Go through the entries and say how many lines contain the string "this". The number is the whole answer.

__Data listing__.
-----
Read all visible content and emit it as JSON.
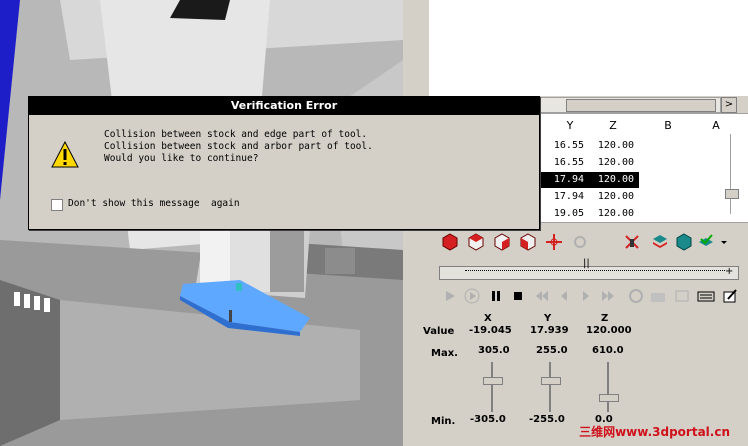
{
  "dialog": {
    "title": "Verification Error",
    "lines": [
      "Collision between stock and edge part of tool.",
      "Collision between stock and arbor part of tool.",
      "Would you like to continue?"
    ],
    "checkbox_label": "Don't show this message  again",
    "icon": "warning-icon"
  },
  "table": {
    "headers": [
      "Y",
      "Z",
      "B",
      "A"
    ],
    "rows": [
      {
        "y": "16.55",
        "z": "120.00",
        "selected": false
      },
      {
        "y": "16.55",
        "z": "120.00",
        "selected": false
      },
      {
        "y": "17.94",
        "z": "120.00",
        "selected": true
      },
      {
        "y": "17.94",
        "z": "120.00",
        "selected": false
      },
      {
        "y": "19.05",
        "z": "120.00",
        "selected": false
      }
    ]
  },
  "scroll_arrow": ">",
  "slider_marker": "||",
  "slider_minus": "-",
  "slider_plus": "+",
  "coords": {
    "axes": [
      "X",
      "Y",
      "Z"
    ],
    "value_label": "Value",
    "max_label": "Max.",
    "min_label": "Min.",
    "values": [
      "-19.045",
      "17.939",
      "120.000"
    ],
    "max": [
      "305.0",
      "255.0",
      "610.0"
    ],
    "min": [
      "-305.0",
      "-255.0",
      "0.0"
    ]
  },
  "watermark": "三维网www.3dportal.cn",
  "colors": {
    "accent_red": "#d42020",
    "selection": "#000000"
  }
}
-----
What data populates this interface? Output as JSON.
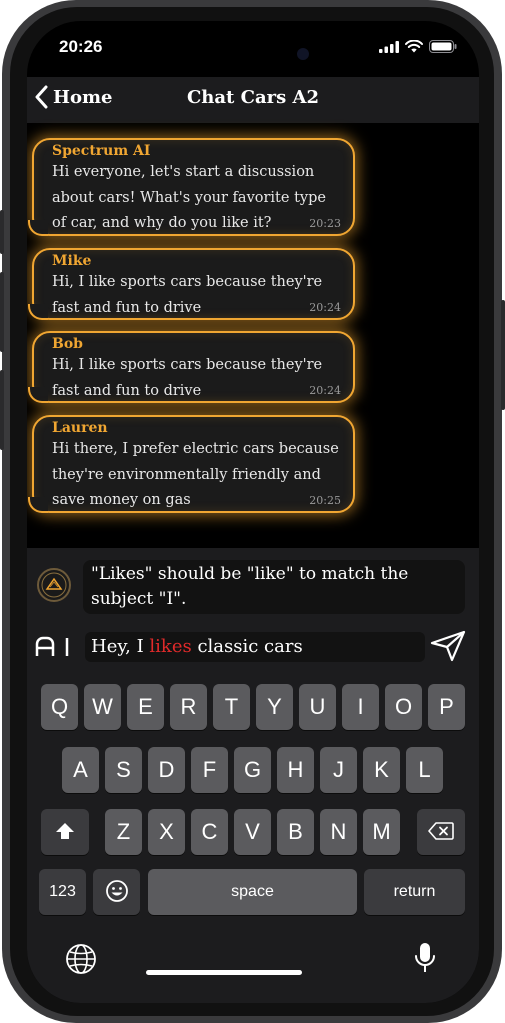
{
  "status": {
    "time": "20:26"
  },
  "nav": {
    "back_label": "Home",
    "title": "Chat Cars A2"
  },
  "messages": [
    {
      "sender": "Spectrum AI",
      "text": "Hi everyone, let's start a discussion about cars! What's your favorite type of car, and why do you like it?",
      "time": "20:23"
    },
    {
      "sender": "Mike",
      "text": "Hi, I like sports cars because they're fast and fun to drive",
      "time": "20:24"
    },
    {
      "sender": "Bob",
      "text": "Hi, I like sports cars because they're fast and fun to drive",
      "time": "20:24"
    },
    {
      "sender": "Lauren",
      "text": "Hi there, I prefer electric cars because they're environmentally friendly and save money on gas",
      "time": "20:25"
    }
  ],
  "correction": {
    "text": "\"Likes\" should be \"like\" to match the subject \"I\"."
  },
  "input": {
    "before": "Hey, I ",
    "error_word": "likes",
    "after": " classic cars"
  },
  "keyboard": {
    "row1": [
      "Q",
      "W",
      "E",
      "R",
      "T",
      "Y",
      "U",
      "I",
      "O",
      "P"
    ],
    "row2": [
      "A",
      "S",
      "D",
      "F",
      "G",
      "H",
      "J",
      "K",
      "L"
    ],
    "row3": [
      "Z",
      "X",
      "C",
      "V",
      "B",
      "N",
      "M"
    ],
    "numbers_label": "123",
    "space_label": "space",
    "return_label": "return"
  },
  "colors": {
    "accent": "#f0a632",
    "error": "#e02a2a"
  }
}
-----
__Right answer__. 2